- PROBLEM
Give the data again exactly as written, skipping any pictures.

- WORKING DATA
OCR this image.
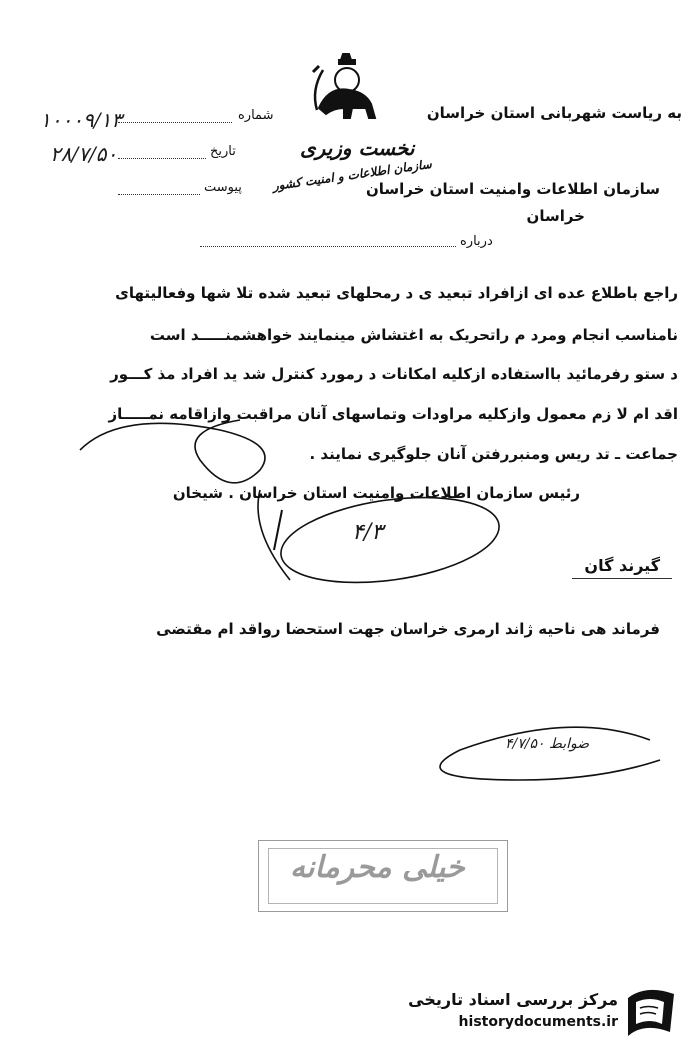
به ریاست شهربانی استان خراسان
نخست وزیری
سازمان اطلاعات وامنیت استان خراسان
سازمان اطلاعات و امنیت کشور
خراسان
شماره
۱۰۰۰۹/۱۳
تاریخ
۲۸/۷/۵۰
پیوست
درباره
راجع باطلاع عده ای ازافراد تبعید ی د رمحلهای تبعید شده تلا شها وفعالیتهای
نامناسب انجام ومرد م راتحریک به اغتشاش مینمایند خواهشمنـــــد است
د ستو رفرمائید بااستفاده ازکلیه امکانات د رمورد کنترل شد ید افراد مذ کـــور
اقد ام لا زم معمول وازکلیه مراودات وتماسهای آنان مراقبت وازاقامه نمـــــاز
جماعت ـ تد ریس ومنبررفتن آنان جلوگیری نمایند .
رئیس سازمان اطلاعات وامنیت استان خراسان . شیخان
۴/۳
گیرند گان
فرماند هی ناحیه ژاند ارمری خراسان جهت استحضا رواقد ام مقتضی
ضوابط ۴/۷/۵۰
خیلی محرمانه
مرکز بررسی اسناد تاریخی
historydocuments.ir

- CORRECT RESULT
OCR this image.
به ریاست شهربانی استان خراسان
نخست وزیری
سازمان اطلاعات وامنیت استان خراسان
سازمان اطلاعات و امنیت کشور
خراسان
شماره
۱۰۰۰۹/۱۳
تاریخ
۲۸/۷/۵۰
پیوست
درباره
راجع باطلاع عده ای ازافراد تبعید ی د رمحلهای تبعید شده تلا شها وفعالیتهای
نامناسب انجام ومرد م راتحریک به اغتشاش مینمایند خواهشمنـــــد است
د ستو رفرمائید بااستفاده ازکلیه امکانات د رمورد کنترل شد ید افراد مذ کـــور
اقد ام لا زم معمول وازکلیه مراودات وتماسهای آنان مراقبت وازاقامه نمـــــاز
جماعت ـ تد ریس ومنبررفتن آنان جلوگیری نمایند .
رئیس سازمان اطلاعات وامنیت استان خراسان . شیخان
۴/۳
گیرند گان
فرماند هی ناحیه ژاند ارمری خراسان جهت استحضا رواقد ام مقتضی
ضوابط ۴/۷/۵۰
خیلی محرمانه
مرکز بررسی اسناد تاریخی
historydocuments.ir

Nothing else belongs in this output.